# [Set exercise]
Search the data for the word "Namen" and copy every line where it occurs.

# [Exercise data]
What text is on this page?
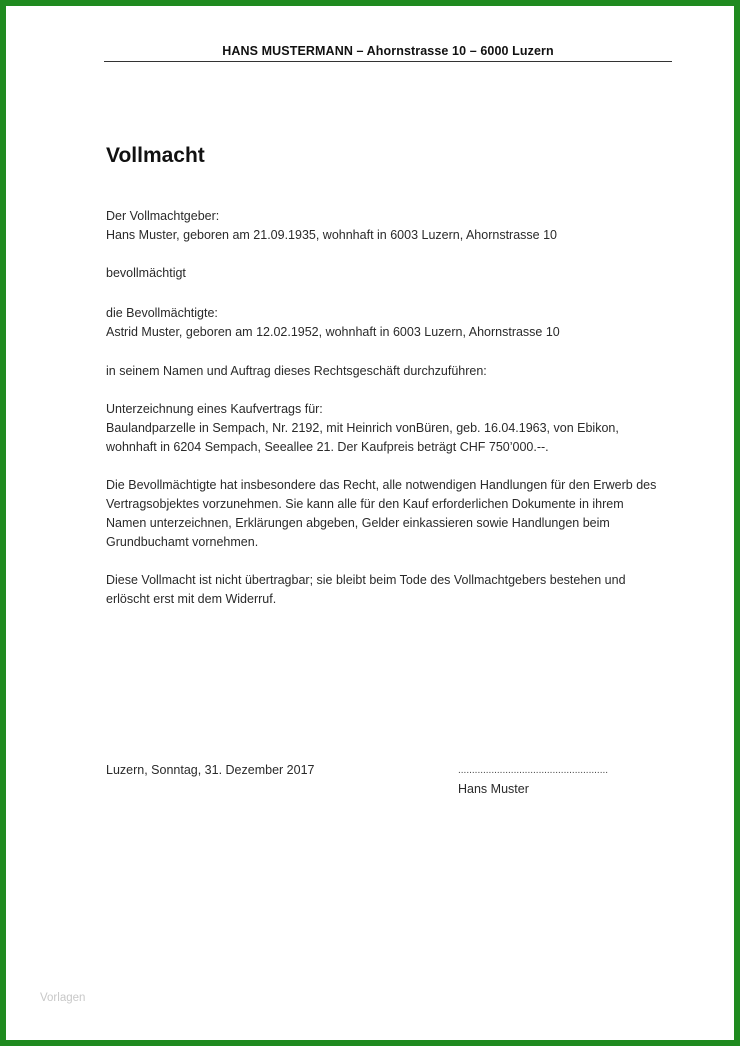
HANS MUSTERMANN – Ahornstrasse 10 – 6000 Luzern
Vollmacht
Der Vollmachtgeber:
Hans Muster, geboren am 21.09.1935, wohnhaft in 6003 Luzern, Ahornstrasse 10
bevollmächtigt
die Bevollmächtigte:
Astrid Muster, geboren am 12.02.1952, wohnhaft in 6003 Luzern, Ahornstrasse 10
in seinem Namen und Auftrag dieses Rechtsgeschäft durchzuführen:
Unterzeichnung eines Kaufvertrags für:
Baulandparzelle in Sempach, Nr. 2192, mit Heinrich vonBüren, geb. 16.04.1963, von Ebikon,
wohnhaft in 6204 Sempach, Seeallee 21. Der Kaufpreis beträgt CHF 750’000.--.
Die Bevollmächtigte hat insbesondere das Recht, alle notwendigen Handlungen für den Erwerb des
Vertragsobjektes vorzunehmen. Sie kann alle für den Kauf erforderlichen Dokumente in ihrem
Namen unterzeichnen, Erklärungen abgeben, Gelder einkassieren sowie Handlungen beim
Grundbuchamt vornehmen.
Diese Vollmacht ist nicht übertragbar; sie bleibt beim Tode des Vollmachtgebers bestehen und
erlöscht erst mit dem Widerruf.
Luzern, Sonntag, 31. Dezember 2017	......................................................
Hans Muster
Vorlagen
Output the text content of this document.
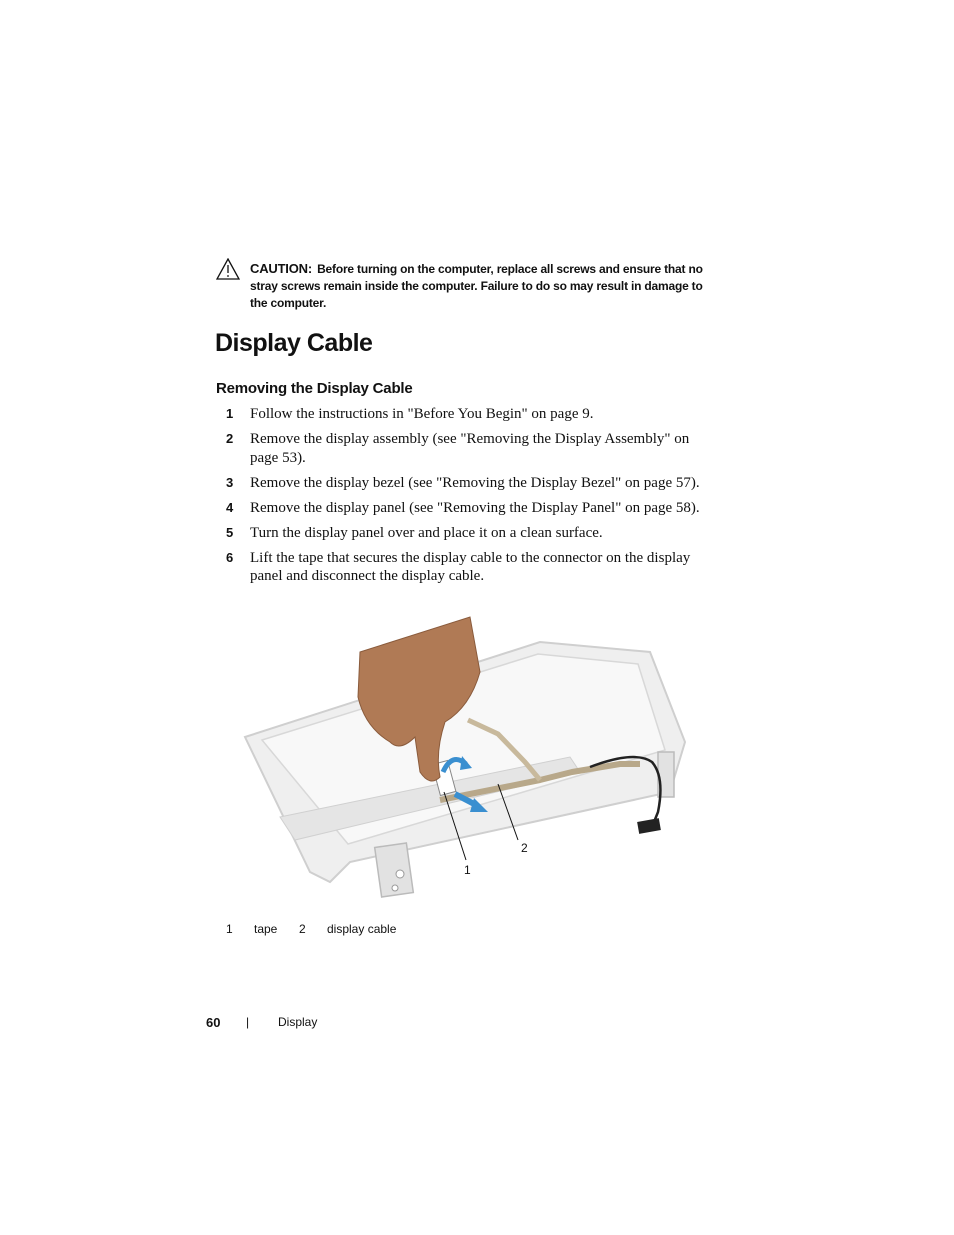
CAUTION: Before turning on the computer, replace all screws and ensure that no stray screws remain inside the computer. Failure to do so may result in damage to the computer.
Display Cable
Removing the Display Cable
1 Follow the instructions in "Before You Begin" on page 9.
2 Remove the display assembly (see "Removing the Display Assembly" on page 53).
3 Remove the display bezel (see "Removing the Display Bezel" on page 57).
4 Remove the display panel (see "Removing the Display Panel" on page 58).
5 Turn the display panel over and place it on a clean surface.
6 Lift the tape that secures the display cable to the connector on the display panel and disconnect the display cable.
1
2
1 tape 2 display cable
60 | Display
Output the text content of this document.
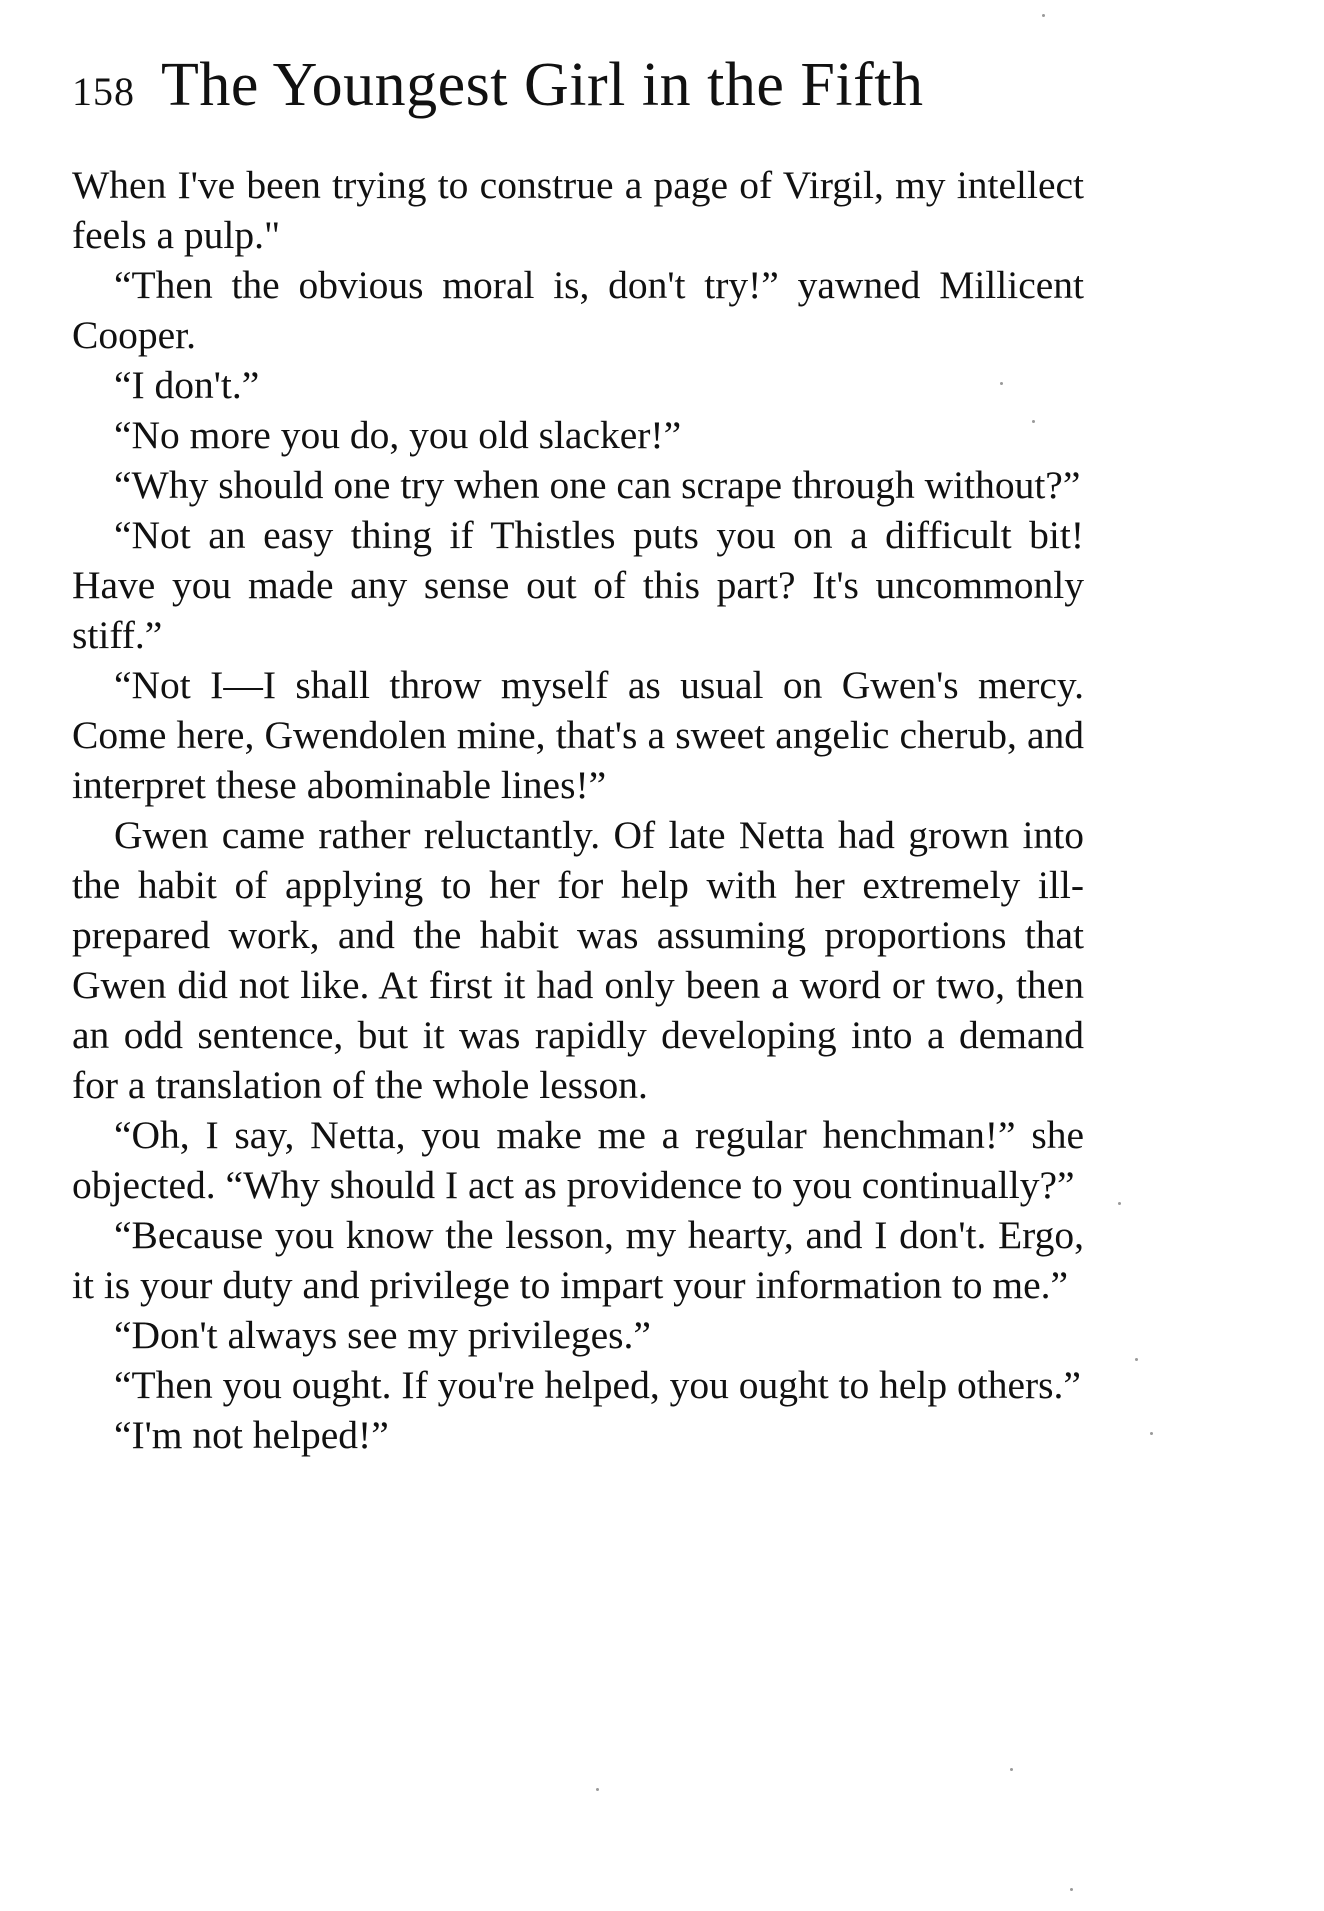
158 The Youngest Girl in the Fifth

When I've been trying to construe a page of Virgil, my intellect feels a pulp."

“Then the obvious moral is, don't try!” yawned Millicent Cooper.

“I don't.”

“No more you do, you old slacker!”

“Why should one try when one can scrape through without?”

“Not an easy thing if Thistles puts you on a difficult bit! Have you made any sense out of this part? It's uncommonly stiff.”

“Not I—I shall throw myself as usual on Gwen's mercy. Come here, Gwendolen mine, that's a sweet angelic cherub, and interpret these abominable lines!”

Gwen came rather reluctantly. Of late Netta had grown into the habit of applying to her for help with her extremely ill-prepared work, and the habit was assuming proportions that Gwen did not like. At first it had only been a word or two, then an odd sentence, but it was rapidly developing into a demand for a translation of the whole lesson.

“Oh, I say, Netta, you make me a regular henchman!” she objected. “Why should I act as providence to you continually?”

“Because you know the lesson, my hearty, and I don't. Ergo, it is your duty and privilege to impart your information to me.”

“Don't always see my privileges.”

“Then you ought. If you're helped, you ought to help others.”

“I'm not helped!”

# [Correct response]
in seinem Namen und Auftrag dieses Rechtsgeschäft durchzuführen:
Namen unterzeichnen, Erklärungen abgeben, Gelder einkassieren sowie Handlungen beim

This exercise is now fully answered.